_Exercise directions_. In your answer, repeat each line of the data exactly.

── Listed records ──

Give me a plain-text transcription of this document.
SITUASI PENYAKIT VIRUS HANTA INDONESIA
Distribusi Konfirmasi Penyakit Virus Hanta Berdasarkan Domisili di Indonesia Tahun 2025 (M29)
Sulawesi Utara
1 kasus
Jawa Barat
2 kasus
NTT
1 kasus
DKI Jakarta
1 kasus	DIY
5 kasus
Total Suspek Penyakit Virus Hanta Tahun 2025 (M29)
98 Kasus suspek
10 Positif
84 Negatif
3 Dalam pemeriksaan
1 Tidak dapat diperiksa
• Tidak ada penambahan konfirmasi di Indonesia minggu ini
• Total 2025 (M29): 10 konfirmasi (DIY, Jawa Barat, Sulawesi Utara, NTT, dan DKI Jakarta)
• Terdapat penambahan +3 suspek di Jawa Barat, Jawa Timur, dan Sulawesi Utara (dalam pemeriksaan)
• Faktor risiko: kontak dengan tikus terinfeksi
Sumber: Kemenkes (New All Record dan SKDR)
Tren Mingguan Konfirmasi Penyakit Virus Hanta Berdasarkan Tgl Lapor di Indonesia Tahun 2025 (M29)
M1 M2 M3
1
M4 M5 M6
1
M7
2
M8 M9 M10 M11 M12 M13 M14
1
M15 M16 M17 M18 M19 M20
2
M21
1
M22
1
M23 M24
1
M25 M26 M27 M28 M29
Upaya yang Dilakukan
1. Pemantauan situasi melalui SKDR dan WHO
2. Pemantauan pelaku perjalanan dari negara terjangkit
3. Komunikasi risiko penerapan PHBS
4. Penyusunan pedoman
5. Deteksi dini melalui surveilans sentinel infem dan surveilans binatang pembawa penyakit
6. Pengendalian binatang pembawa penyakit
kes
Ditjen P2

───

_Response_.
Give me a plain-text transcription of this document.
SITUASI PENYAKIT VIRUS HANTA INDONESIA
Distribusi Konfirmasi Penyakit Virus Hanta Berdasarkan Domisili di Indonesia Tahun 2025 (M29)
Sulawesi Utara
1 kasus
Jawa Barat
2 kasus
NTT
1 kasus
DKI Jakarta
1 kasus	DIY
5 kasus
Total Suspek Penyakit Virus Hanta Tahun 2025 (M29)
98 Kasus suspek
10 Positif
84 Negatif
3 Dalam pemeriksaan
1 Tidak dapat diperiksa
• Tidak ada penambahan konfirmasi di Indonesia minggu ini
• Total 2025 (M29): 10 konfirmasi (DIY, Jawa Barat, Sulawesi Utara, NTT, dan DKI Jakarta)
• Terdapat penambahan +3 suspek di Jawa Barat, Jawa Timur, dan Sulawesi Utara (dalam pemeriksaan)
• Faktor risiko: kontak dengan tikus terinfeksi
Sumber: Kemenkes (New All Record dan SKDR)
Tren Mingguan Konfirmasi Penyakit Virus Hanta Berdasarkan Tgl Lapor di Indonesia Tahun 2025 (M29)
M1 M2 M3
1
M4 M5 M6
1
M7
2
M8 M9 M10 M11 M12 M13 M14
1
M15 M16 M17 M18 M19 M20
2
M21
1
M22
1
M23 M24
1
M25 M26 M27 M28 M29
Upaya yang Dilakukan
1. Pemantauan situasi melalui SKDR dan WHO
2. Pemantauan pelaku perjalanan dari negara terjangkit
3. Komunikasi risiko penerapan PHBS
4. Penyusunan pedoman
5. Deteksi dini melalui surveilans sentinel infem dan surveilans binatang pembawa penyakit
6. Pengendalian binatang pembawa penyakit
kes
Ditjen P2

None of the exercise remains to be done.